» **TASK DIRECTIONS**
Pictures stay out of the copy; set down each line of the listing below exactly.

Dataset items:
--- start ---
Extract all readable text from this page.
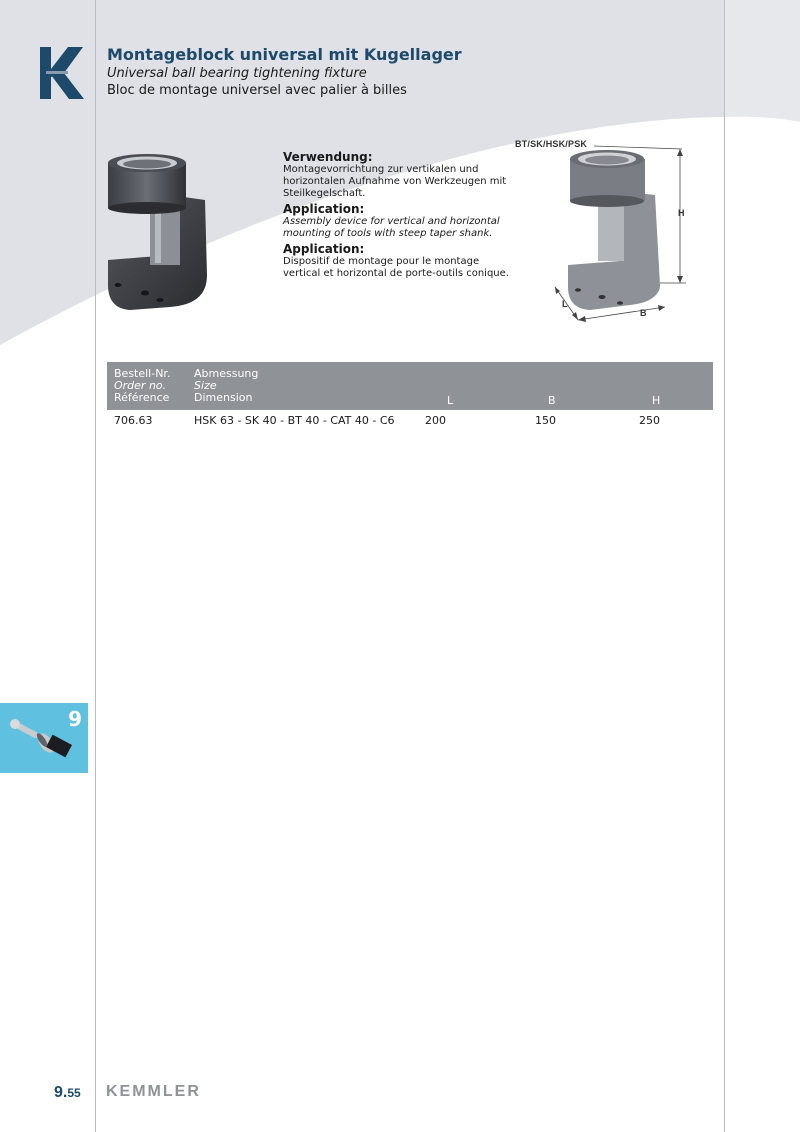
Montageblock universal mit Kugellager
Universal ball bearing tightening fixture
Bloc de montage universel avec palier à billes
Verwendung:
Montagevorrichtung zur vertikalen und horizontalen Aufnahme von Werkzeugen mit Steilkegelschaft.
Application:
Assembly device for vertical and horizontal mounting of tools with steep taper shank.
Application:
Dispositif de montage pour le montage vertical et horizontal de porte-outils conique.
H
L
B
BT/SK/HSK/PSK
Bestell-Nr.
Order no.
Référence
Abmessung
Size
Dimension	L	B	H
706.63	HSK 63 - SK 40 - BT 40 - CAT 40 - C6	200	150	250
9
9.55 KEMMLER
--- end ---
» **THE COMPLETED TASK**
Extract all readable text from this page.
Montageblock universal mit Kugellager
Universal ball bearing tightening fixture
Bloc de montage universel avec palier à billes
Verwendung:
Montagevorrichtung zur vertikalen und horizontalen Aufnahme von Werkzeugen mit Steilkegelschaft.
Application:
Assembly device for vertical and horizontal mounting of tools with steep taper shank.
Application:
Dispositif de montage pour le montage vertical et horizontal de porte-outils conique.
H
L
B
BT/SK/HSK/PSK
Bestell-Nr.
Order no.
Référence
Abmessung
Size
Dimension	L	B	H
706.63	HSK 63 - SK 40 - BT 40 - CAT 40 - C6	200	150	250
9
9.55 KEMMLER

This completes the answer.